* Required work *
Here are some records. Copy each one exactly.
<<<<
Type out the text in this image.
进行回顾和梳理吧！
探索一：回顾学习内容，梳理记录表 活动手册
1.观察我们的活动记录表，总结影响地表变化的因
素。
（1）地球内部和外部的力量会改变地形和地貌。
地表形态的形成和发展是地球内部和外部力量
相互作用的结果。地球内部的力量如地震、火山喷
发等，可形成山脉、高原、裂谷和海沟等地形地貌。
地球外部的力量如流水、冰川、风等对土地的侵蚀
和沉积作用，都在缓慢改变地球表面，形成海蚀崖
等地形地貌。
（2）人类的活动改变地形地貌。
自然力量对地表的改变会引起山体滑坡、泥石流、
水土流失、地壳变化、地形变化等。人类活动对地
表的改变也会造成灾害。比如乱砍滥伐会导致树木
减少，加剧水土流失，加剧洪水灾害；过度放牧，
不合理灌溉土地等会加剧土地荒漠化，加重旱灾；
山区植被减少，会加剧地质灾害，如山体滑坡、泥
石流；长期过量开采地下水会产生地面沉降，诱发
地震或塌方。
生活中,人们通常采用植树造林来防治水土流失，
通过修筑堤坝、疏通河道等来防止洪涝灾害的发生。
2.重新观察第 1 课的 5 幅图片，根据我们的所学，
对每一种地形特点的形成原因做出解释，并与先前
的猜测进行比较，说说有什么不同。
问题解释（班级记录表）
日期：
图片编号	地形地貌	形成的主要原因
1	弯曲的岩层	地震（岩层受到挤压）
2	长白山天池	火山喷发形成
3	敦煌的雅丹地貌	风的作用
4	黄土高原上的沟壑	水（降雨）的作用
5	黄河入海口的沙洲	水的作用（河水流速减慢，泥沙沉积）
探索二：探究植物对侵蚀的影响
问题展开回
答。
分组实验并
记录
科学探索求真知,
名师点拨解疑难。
>>>>
* Solution *
Type out the text in this image.
进行回顾和梳理吧！
探索一：回顾学习内容，梳理记录表 活动手册
1.观察我们的活动记录表，总结影响地表变化的因
素。
（1）地球内部和外部的力量会改变地形和地貌。
地表形态的形成和发展是地球内部和外部力量
相互作用的结果。地球内部的力量如地震、火山喷
发等，可形成山脉、高原、裂谷和海沟等地形地貌。
地球外部的力量如流水、冰川、风等对土地的侵蚀
和沉积作用，都在缓慢改变地球表面，形成海蚀崖
等地形地貌。
（2）人类的活动改变地形地貌。
自然力量对地表的改变会引起山体滑坡、泥石流、
水土流失、地壳变化、地形变化等。人类活动对地
表的改变也会造成灾害。比如乱砍滥伐会导致树木
减少，加剧水土流失，加剧洪水灾害；过度放牧，
不合理灌溉土地等会加剧土地荒漠化，加重旱灾；
山区植被减少，会加剧地质灾害，如山体滑坡、泥
石流；长期过量开采地下水会产生地面沉降，诱发
地震或塌方。
生活中,人们通常采用植树造林来防治水土流失，
通过修筑堤坝、疏通河道等来防止洪涝灾害的发生。
2.重新观察第 1 课的 5 幅图片，根据我们的所学，
对每一种地形特点的形成原因做出解释，并与先前
的猜测进行比较，说说有什么不同。
问题解释（班级记录表）
日期：
图片编号	地形地貌	形成的主要原因
1	弯曲的岩层	地震（岩层受到挤压）
2	长白山天池	火山喷发形成
3	敦煌的雅丹地貌	风的作用
4	黄土高原上的沟壑	水（降雨）的作用
5	黄河入海口的沙洲	水的作用（河水流速减慢，泥沙沉积）
探索二：探究植物对侵蚀的影响
问题展开回
答。
分组实验并
记录
科学探索求真知,
名师点拨解疑难。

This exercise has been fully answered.